#### WHAT NEEDS TO BE DONE:
Reproduce the material below word for word, keeping every line in its original order.

#### DATASET RECORDS:

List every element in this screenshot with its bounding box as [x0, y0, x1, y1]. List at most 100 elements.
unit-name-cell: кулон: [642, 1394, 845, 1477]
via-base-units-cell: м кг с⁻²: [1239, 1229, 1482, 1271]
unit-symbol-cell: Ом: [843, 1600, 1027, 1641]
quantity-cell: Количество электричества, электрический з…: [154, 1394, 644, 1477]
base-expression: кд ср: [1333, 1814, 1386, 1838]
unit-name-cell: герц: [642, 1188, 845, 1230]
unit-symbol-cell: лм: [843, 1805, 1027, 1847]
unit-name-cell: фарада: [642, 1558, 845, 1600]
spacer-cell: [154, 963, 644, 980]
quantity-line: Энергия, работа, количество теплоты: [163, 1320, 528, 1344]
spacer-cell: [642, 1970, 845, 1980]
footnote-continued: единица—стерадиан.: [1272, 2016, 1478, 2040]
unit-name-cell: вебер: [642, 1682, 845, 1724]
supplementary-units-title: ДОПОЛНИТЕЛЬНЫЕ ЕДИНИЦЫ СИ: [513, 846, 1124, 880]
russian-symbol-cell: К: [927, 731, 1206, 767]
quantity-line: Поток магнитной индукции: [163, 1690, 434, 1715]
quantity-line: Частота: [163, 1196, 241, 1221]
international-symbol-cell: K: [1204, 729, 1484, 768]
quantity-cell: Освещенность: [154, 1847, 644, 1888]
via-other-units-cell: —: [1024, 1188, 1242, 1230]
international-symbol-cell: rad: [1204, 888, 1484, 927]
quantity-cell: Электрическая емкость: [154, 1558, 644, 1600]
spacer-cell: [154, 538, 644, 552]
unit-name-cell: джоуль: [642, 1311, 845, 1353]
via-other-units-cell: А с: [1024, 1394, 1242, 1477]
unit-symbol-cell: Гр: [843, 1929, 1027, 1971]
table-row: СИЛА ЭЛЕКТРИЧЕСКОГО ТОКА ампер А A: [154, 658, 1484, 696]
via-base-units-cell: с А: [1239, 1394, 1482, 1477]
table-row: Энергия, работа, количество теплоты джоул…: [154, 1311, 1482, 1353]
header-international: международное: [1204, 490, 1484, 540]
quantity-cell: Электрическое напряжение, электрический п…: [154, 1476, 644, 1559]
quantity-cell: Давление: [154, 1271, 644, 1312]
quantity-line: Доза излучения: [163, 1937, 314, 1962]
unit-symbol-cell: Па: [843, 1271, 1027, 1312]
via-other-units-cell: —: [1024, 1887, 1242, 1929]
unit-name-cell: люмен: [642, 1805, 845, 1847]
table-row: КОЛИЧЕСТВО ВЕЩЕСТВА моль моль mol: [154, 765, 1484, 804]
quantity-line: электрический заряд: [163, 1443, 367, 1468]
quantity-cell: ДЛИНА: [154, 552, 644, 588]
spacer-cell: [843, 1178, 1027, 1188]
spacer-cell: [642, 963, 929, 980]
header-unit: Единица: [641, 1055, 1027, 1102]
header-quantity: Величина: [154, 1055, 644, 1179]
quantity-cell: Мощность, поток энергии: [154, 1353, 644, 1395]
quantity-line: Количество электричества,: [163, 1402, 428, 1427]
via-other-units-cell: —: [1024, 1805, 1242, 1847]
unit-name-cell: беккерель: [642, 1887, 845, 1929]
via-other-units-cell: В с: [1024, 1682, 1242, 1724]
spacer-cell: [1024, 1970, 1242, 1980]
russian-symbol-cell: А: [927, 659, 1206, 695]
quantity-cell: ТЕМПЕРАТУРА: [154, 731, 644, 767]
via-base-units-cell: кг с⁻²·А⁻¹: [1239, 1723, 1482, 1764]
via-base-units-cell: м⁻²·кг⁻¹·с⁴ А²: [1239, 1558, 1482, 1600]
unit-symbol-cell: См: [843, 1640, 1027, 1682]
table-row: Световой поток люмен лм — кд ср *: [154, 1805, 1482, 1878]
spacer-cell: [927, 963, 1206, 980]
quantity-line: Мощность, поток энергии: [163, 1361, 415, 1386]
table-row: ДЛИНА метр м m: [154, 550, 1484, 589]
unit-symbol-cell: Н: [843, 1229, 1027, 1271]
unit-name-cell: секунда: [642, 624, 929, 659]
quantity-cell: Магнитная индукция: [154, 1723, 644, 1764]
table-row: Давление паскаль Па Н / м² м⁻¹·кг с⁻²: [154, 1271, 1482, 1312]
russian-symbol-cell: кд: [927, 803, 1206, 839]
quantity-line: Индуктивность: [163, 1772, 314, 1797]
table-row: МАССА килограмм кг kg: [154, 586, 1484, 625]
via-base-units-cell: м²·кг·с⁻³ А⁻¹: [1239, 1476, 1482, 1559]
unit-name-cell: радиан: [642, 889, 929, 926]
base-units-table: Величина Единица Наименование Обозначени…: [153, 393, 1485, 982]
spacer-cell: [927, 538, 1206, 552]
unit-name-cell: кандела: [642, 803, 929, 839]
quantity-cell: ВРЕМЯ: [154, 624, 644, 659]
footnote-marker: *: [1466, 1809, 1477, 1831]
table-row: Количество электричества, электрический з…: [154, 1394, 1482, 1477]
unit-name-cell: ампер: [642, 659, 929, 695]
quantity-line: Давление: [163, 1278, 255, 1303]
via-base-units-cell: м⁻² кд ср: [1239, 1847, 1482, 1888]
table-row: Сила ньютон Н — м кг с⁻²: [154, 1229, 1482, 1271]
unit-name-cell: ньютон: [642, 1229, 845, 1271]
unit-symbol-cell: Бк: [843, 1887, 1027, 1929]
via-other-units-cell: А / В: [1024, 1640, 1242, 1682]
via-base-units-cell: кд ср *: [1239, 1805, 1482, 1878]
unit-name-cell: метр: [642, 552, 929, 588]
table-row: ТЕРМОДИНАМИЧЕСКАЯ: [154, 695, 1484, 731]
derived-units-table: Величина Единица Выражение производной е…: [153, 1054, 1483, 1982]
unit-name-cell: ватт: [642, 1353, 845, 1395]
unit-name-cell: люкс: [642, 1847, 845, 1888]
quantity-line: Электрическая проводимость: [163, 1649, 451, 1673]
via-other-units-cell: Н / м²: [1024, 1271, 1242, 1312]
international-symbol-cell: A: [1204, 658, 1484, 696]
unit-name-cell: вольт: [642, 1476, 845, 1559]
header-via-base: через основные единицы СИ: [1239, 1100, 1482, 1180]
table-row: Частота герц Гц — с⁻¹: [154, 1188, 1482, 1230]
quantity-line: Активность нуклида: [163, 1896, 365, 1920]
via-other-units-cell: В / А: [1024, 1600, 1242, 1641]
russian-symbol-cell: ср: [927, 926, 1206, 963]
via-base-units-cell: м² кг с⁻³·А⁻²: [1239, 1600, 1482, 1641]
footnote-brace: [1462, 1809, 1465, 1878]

#### RESPONSE FOR THIS EXERCISE:
List every element in this screenshot with its bounding box as [x0, y0, x1, y1]. List at most 100 elements.
unit-name-cell: кулон: [642, 1394, 845, 1477]
via-base-units-cell: м кг с⁻²: [1239, 1229, 1482, 1271]
unit-symbol-cell: Ом: [843, 1600, 1027, 1641]
quantity-cell: Количество электричества, электрический з…: [154, 1394, 644, 1477]
base-expression: кд ср: [1333, 1814, 1386, 1838]
unit-name-cell: герц: [642, 1188, 845, 1230]
unit-symbol-cell: лм: [843, 1805, 1027, 1847]
unit-name-cell: фарада: [642, 1558, 845, 1600]
spacer-cell: [154, 963, 644, 980]
quantity-line: Энергия, работа, количество теплоты: [163, 1320, 528, 1344]
spacer-cell: [642, 1970, 845, 1980]
footnote-continued: единица—стерадиан.: [1272, 2016, 1478, 2040]
unit-name-cell: вебер: [642, 1682, 845, 1724]
supplementary-units-title: ДОПОЛНИТЕЛЬНЫЕ ЕДИНИЦЫ СИ: [513, 846, 1124, 880]
russian-symbol-cell: К: [927, 731, 1206, 767]
quantity-line: Поток магнитной индукции: [163, 1690, 434, 1715]
quantity-line: Частота: [163, 1196, 241, 1221]
international-symbol-cell: K: [1204, 729, 1484, 768]
quantity-cell: Освещенность: [154, 1847, 644, 1888]
via-other-units-cell: —: [1024, 1188, 1242, 1230]
international-symbol-cell: rad: [1204, 888, 1484, 927]
quantity-cell: Электрическая емкость: [154, 1558, 644, 1600]
spacer-cell: [154, 538, 644, 552]
unit-name-cell: джоуль: [642, 1311, 845, 1353]
via-other-units-cell: А с: [1024, 1394, 1242, 1477]
unit-symbol-cell: Гр: [843, 1929, 1027, 1971]
table-row: СИЛА ЭЛЕКТРИЧЕСКОГО ТОКА ампер А A: [154, 658, 1484, 696]
via-base-units-cell: с А: [1239, 1394, 1482, 1477]
table-row: Энергия, работа, количество теплоты джоул…: [154, 1311, 1482, 1353]
header-international: международное: [1204, 490, 1484, 540]
quantity-cell: Электрическое напряжение, электрический п…: [154, 1476, 644, 1559]
quantity-cell: Давление: [154, 1271, 644, 1312]
quantity-line: Доза излучения: [163, 1937, 314, 1962]
unit-symbol-cell: Па: [843, 1271, 1027, 1312]
via-other-units-cell: —: [1024, 1887, 1242, 1929]
unit-name-cell: люмен: [642, 1805, 845, 1847]
table-row: КОЛИЧЕСТВО ВЕЩЕСТВА моль моль mol: [154, 765, 1484, 804]
quantity-line: электрический заряд: [163, 1443, 367, 1468]
quantity-cell: ДЛИНА: [154, 552, 644, 588]
spacer-cell: [843, 1178, 1027, 1188]
spacer-cell: [642, 963, 929, 980]
header-unit: Единица: [641, 1055, 1027, 1102]
header-quantity: Величина: [154, 1055, 644, 1179]
quantity-cell: Мощность, поток энергии: [154, 1353, 644, 1395]
quantity-line: Количество электричества,: [163, 1402, 428, 1427]
via-other-units-cell: —: [1024, 1805, 1242, 1847]
unit-name-cell: беккерель: [642, 1887, 845, 1929]
via-other-units-cell: В с: [1024, 1682, 1242, 1724]
spacer-cell: [1024, 1970, 1242, 1980]
russian-symbol-cell: А: [927, 659, 1206, 695]
quantity-cell: ТЕМПЕРАТУРА: [154, 731, 644, 767]
via-base-units-cell: кг с⁻²·А⁻¹: [1239, 1723, 1482, 1764]
via-base-units-cell: м⁻²·кг⁻¹·с⁴ А²: [1239, 1558, 1482, 1600]
unit-symbol-cell: См: [843, 1640, 1027, 1682]
table-row: Световой поток люмен лм — кд ср *: [154, 1805, 1482, 1878]
spacer-cell: [927, 963, 1206, 980]
quantity-line: Мощность, поток энергии: [163, 1361, 415, 1386]
table-row: ДЛИНА метр м m: [154, 550, 1484, 589]
unit-symbol-cell: Н: [843, 1229, 1027, 1271]
unit-name-cell: секунда: [642, 624, 929, 659]
quantity-cell: Магнитная индукция: [154, 1723, 644, 1764]
table-row: Давление паскаль Па Н / м² м⁻¹·кг с⁻²: [154, 1271, 1482, 1312]
russian-symbol-cell: кд: [927, 803, 1206, 839]
quantity-line: Индуктивность: [163, 1772, 314, 1797]
table-row: МАССА килограмм кг kg: [154, 586, 1484, 625]
via-base-units-cell: м²·кг·с⁻³ А⁻¹: [1239, 1476, 1482, 1559]
unit-name-cell: радиан: [642, 889, 929, 926]
base-units-table: Величина Единица Наименование Обозначени…: [153, 393, 1485, 982]
spacer-cell: [927, 538, 1206, 552]
unit-name-cell: кандела: [642, 803, 929, 839]
quantity-cell: ВРЕМЯ: [154, 624, 644, 659]
footnote-marker: *: [1466, 1809, 1477, 1831]
table-row: Количество электричества, электрический з…: [154, 1394, 1482, 1477]
unit-name-cell: ампер: [642, 659, 929, 695]
quantity-line: Давление: [163, 1278, 255, 1303]
via-base-units-cell: м⁻² кд ср: [1239, 1847, 1482, 1888]
table-row: Сила ньютон Н — м кг с⁻²: [154, 1229, 1482, 1271]
unit-name-cell: ньютон: [642, 1229, 845, 1271]
unit-symbol-cell: Бк: [843, 1887, 1027, 1929]
via-other-units-cell: А / В: [1024, 1640, 1242, 1682]
via-base-units-cell: кд ср *: [1239, 1805, 1482, 1878]
unit-name-cell: метр: [642, 552, 929, 588]
table-row: ТЕРМОДИНАМИЧЕСКАЯ: [154, 695, 1484, 731]
derived-units-table: Величина Единица Выражение производной е…: [153, 1054, 1483, 1982]
unit-name-cell: ватт: [642, 1353, 845, 1395]
unit-name-cell: люкс: [642, 1847, 845, 1888]
quantity-line: Электрическая проводимость: [163, 1649, 451, 1673]
via-other-units-cell: Н / м²: [1024, 1271, 1242, 1312]
international-symbol-cell: A: [1204, 658, 1484, 696]
unit-name-cell: вольт: [642, 1476, 845, 1559]
header-via-base: через основные единицы СИ: [1239, 1100, 1482, 1180]
table-row: Частота герц Гц — с⁻¹: [154, 1188, 1482, 1230]
quantity-line: Активность нуклида: [163, 1896, 365, 1920]
via-other-units-cell: В / А: [1024, 1600, 1242, 1641]
russian-symbol-cell: ср: [927, 926, 1206, 963]
via-base-units-cell: м² кг с⁻³·А⁻²: [1239, 1600, 1482, 1641]
footnote-brace: [1462, 1809, 1465, 1878]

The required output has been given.